───── Entries ─────

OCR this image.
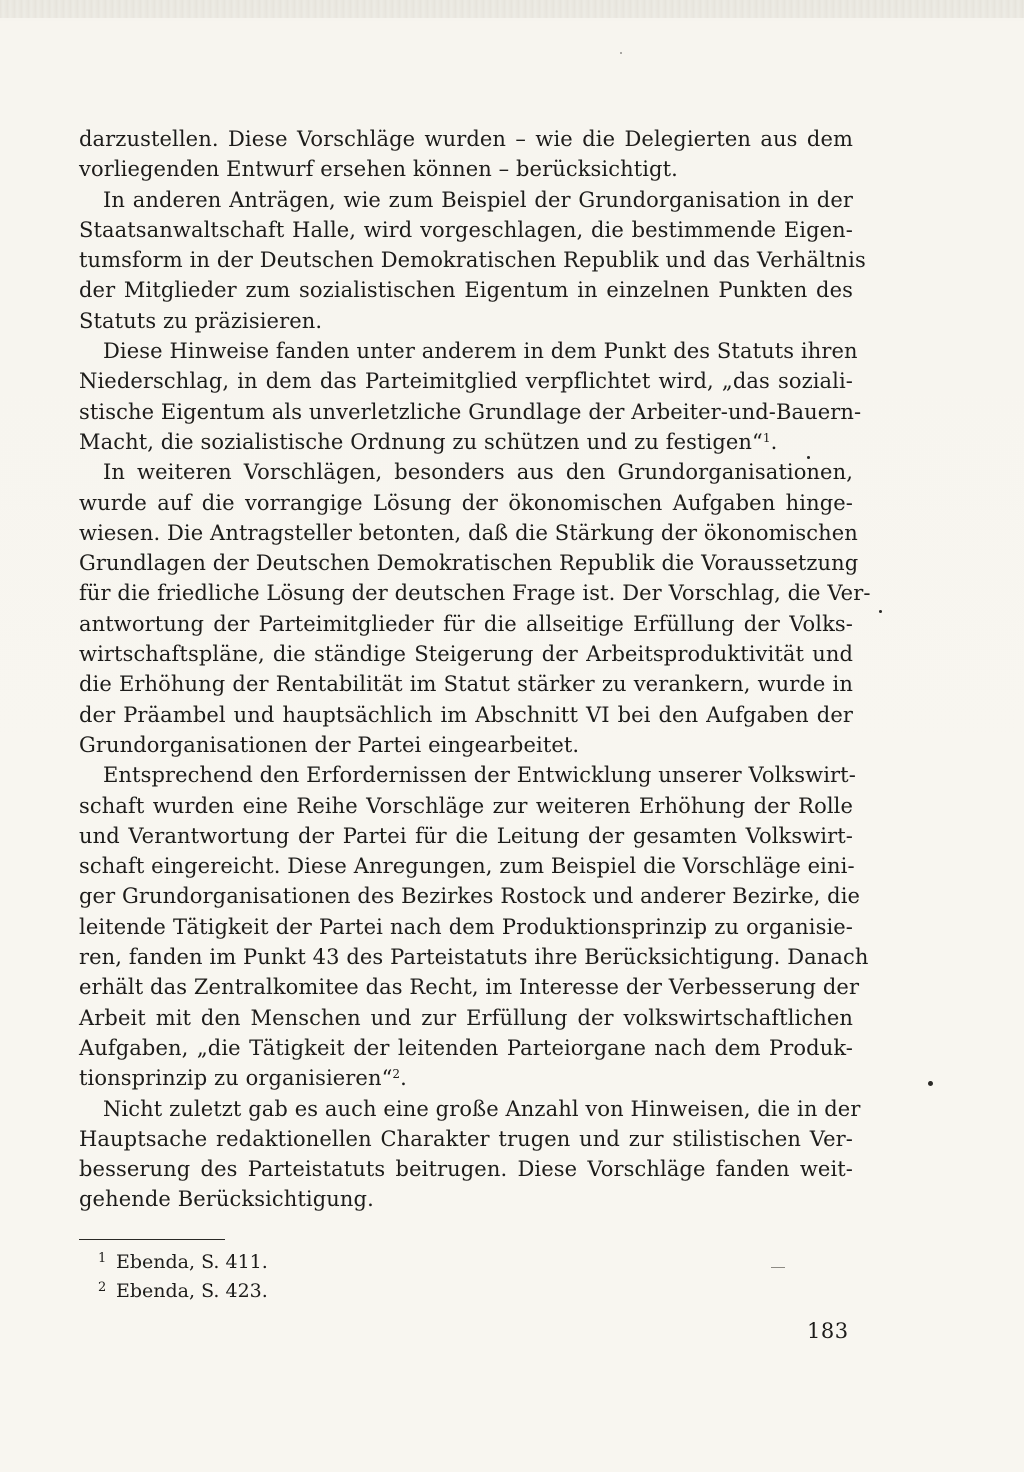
darzustellen. Diese Vorschläge wurden – wie die Delegierten aus dem
vorliegenden Entwurf ersehen können – berücksichtigt.
In anderen Anträgen, wie zum Beispiel der Grundorganisation in der
Staatsanwaltschaft Halle, wird vorgeschlagen, die bestimmende Eigen-
tumsform in der Deutschen Demokratischen Republik und das Verhältnis
der Mitglieder zum sozialistischen Eigentum in einzelnen Punkten des
Statuts zu präzisieren.
Diese Hinweise fanden unter anderem in dem Punkt des Statuts ihren
Niederschlag, in dem das Parteimitglied verpflichtet wird, „das soziali-
stische Eigentum als unverletzliche Grundlage der Arbeiter-und-Bauern-
Macht, die sozialistische Ordnung zu schützen und zu festigen“$^1$.
In weiteren Vorschlägen, besonders aus den Grundorganisationen,
wurde auf die vorrangige Lösung der ökonomischen Aufgaben hinge-
wiesen. Die Antragsteller betonten, daß die Stärkung der ökonomischen
Grundlagen der Deutschen Demokratischen Republik die Voraussetzung
für die friedliche Lösung der deutschen Frage ist. Der Vorschlag, die Ver-
antwortung der Parteimitglieder für die allseitige Erfüllung der Volks-
wirtschaftspläne, die ständige Steigerung der Arbeitsproduktivität und
die Erhöhung der Rentabilität im Statut stärker zu verankern, wurde in
der Präambel und hauptsächlich im Abschnitt VI bei den Aufgaben der
Grundorganisationen der Partei eingearbeitet.
Entsprechend den Erfordernissen der Entwicklung unserer Volkswirt-
schaft wurden eine Reihe Vorschläge zur weiteren Erhöhung der Rolle
und Verantwortung der Partei für die Leitung der gesamten Volkswirt-
schaft eingereicht. Diese Anregungen, zum Beispiel die Vorschläge eini-
ger Grundorganisationen des Bezirkes Rostock und anderer Bezirke, die
leitende Tätigkeit der Partei nach dem Produktionsprinzip zu organisie-
ren, fanden im Punkt 43 des Parteistatuts ihre Berücksichtigung. Danach
erhält das Zentralkomitee das Recht, im Interesse der Verbesserung der
Arbeit mit den Menschen und zur Erfüllung der volkswirtschaftlichen
Aufgaben, „die Tätigkeit der leitenden Parteiorgane nach dem Produk-
tionsprinzip zu organisieren“$^2$.
Nicht zuletzt gab es auch eine große Anzahl von Hinweisen, die in der
Hauptsache redaktionellen Charakter trugen und zur stilistischen Ver-
besserung des Parteistatuts beitrugen. Diese Vorschläge fanden weit-
gehende Berücksichtigung.
1 Ebenda, S. 411.
2 Ebenda, S. 423.
183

─────

> Work to be completed: Images do not belong in the copy; reproduce all other parts of the records above verbatim.

> Written response:
OCR this image.
darzustellen. Diese Vorschläge wurden – wie die Delegierten aus dem
vorliegenden Entwurf ersehen können – berücksichtigt.
In anderen Anträgen, wie zum Beispiel der Grundorganisation in der
Staatsanwaltschaft Halle, wird vorgeschlagen, die bestimmende Eigen-
tumsform in der Deutschen Demokratischen Republik und das Verhältnis
der Mitglieder zum sozialistischen Eigentum in einzelnen Punkten des
Statuts zu präzisieren.
Diese Hinweise fanden unter anderem in dem Punkt des Statuts ihren
Niederschlag, in dem das Parteimitglied verpflichtet wird, „das soziali-
stische Eigentum als unverletzliche Grundlage der Arbeiter-und-Bauern-
Macht, die sozialistische Ordnung zu schützen und zu festigen“$^1$.
In weiteren Vorschlägen, besonders aus den Grundorganisationen,
wurde auf die vorrangige Lösung der ökonomischen Aufgaben hinge-
wiesen. Die Antragsteller betonten, daß die Stärkung der ökonomischen
Grundlagen der Deutschen Demokratischen Republik die Voraussetzung
für die friedliche Lösung der deutschen Frage ist. Der Vorschlag, die Ver-
antwortung der Parteimitglieder für die allseitige Erfüllung der Volks-
wirtschaftspläne, die ständige Steigerung der Arbeitsproduktivität und
die Erhöhung der Rentabilität im Statut stärker zu verankern, wurde in
der Präambel und hauptsächlich im Abschnitt VI bei den Aufgaben der
Grundorganisationen der Partei eingearbeitet.
Entsprechend den Erfordernissen der Entwicklung unserer Volkswirt-
schaft wurden eine Reihe Vorschläge zur weiteren Erhöhung der Rolle
und Verantwortung der Partei für die Leitung der gesamten Volkswirt-
schaft eingereicht. Diese Anregungen, zum Beispiel die Vorschläge eini-
ger Grundorganisationen des Bezirkes Rostock und anderer Bezirke, die
leitende Tätigkeit der Partei nach dem Produktionsprinzip zu organisie-
ren, fanden im Punkt 43 des Parteistatuts ihre Berücksichtigung. Danach
erhält das Zentralkomitee das Recht, im Interesse der Verbesserung der
Arbeit mit den Menschen und zur Erfüllung der volkswirtschaftlichen
Aufgaben, „die Tätigkeit der leitenden Parteiorgane nach dem Produk-
tionsprinzip zu organisieren“$^2$.
Nicht zuletzt gab es auch eine große Anzahl von Hinweisen, die in der
Hauptsache redaktionellen Charakter trugen und zur stilistischen Ver-
besserung des Parteistatuts beitrugen. Diese Vorschläge fanden weit-
gehende Berücksichtigung.
1 Ebenda, S. 411.
2 Ebenda, S. 423.
183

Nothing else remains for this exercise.